§ **Given instruction**
Please restate the following records word for word.

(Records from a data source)
>>>

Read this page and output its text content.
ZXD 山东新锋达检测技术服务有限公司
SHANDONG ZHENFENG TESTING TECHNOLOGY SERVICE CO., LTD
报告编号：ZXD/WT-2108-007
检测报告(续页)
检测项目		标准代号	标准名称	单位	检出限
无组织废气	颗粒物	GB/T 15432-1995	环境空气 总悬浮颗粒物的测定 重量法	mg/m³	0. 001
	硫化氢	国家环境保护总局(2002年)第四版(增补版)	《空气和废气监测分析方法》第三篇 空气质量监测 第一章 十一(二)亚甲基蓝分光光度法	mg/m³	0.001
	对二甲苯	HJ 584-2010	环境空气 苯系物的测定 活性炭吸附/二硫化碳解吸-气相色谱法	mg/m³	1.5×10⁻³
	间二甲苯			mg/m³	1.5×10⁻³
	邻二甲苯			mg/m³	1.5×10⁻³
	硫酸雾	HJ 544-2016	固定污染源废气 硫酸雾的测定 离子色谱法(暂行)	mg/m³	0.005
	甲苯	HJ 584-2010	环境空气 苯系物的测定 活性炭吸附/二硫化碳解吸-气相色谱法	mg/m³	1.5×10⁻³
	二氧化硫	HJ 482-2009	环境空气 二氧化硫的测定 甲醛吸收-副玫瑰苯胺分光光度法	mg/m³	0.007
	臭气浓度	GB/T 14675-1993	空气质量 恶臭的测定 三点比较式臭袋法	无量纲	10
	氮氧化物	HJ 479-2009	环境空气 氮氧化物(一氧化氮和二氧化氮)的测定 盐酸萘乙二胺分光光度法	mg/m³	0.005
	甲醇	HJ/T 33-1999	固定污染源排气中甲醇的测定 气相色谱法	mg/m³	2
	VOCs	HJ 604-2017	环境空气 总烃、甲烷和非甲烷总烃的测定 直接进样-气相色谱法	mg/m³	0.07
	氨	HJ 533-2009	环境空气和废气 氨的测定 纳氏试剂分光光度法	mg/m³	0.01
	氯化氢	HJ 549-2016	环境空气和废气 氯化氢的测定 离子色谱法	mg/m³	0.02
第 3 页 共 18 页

<<<

§ **Task response**
Read this page and output its text content.
ZXD 山东新锋达检测技术服务有限公司
SHANDONG ZHENFENG TESTING TECHNOLOGY SERVICE CO., LTD
报告编号：ZXD/WT-2108-007
检测报告(续页)
检测项目		标准代号	标准名称	单位	检出限
无组织废气	颗粒物	GB/T 15432-1995	环境空气 总悬浮颗粒物的测定 重量法	mg/m³	0. 001
	硫化氢	国家环境保护总局(2002年)第四版(增补版)	《空气和废气监测分析方法》第三篇 空气质量监测 第一章 十一(二)亚甲基蓝分光光度法	mg/m³	0.001
	对二甲苯	HJ 584-2010	环境空气 苯系物的测定 活性炭吸附/二硫化碳解吸-气相色谱法	mg/m³	1.5×10⁻³
	间二甲苯			mg/m³	1.5×10⁻³
	邻二甲苯			mg/m³	1.5×10⁻³
	硫酸雾	HJ 544-2016	固定污染源废气 硫酸雾的测定 离子色谱法(暂行)	mg/m³	0.005
	甲苯	HJ 584-2010	环境空气 苯系物的测定 活性炭吸附/二硫化碳解吸-气相色谱法	mg/m³	1.5×10⁻³
	二氧化硫	HJ 482-2009	环境空气 二氧化硫的测定 甲醛吸收-副玫瑰苯胺分光光度法	mg/m³	0.007
	臭气浓度	GB/T 14675-1993	空气质量 恶臭的测定 三点比较式臭袋法	无量纲	10
	氮氧化物	HJ 479-2009	环境空气 氮氧化物(一氧化氮和二氧化氮)的测定 盐酸萘乙二胺分光光度法	mg/m³	0.005
	甲醇	HJ/T 33-1999	固定污染源排气中甲醇的测定 气相色谱法	mg/m³	2
	VOCs	HJ 604-2017	环境空气 总烃、甲烷和非甲烷总烃的测定 直接进样-气相色谱法	mg/m³	0.07
	氨	HJ 533-2009	环境空气和废气 氨的测定 纳氏试剂分光光度法	mg/m³	0.01
	氯化氢	HJ 549-2016	环境空气和废气 氯化氢的测定 离子色谱法	mg/m³	0.02
第 3 页 共 18 页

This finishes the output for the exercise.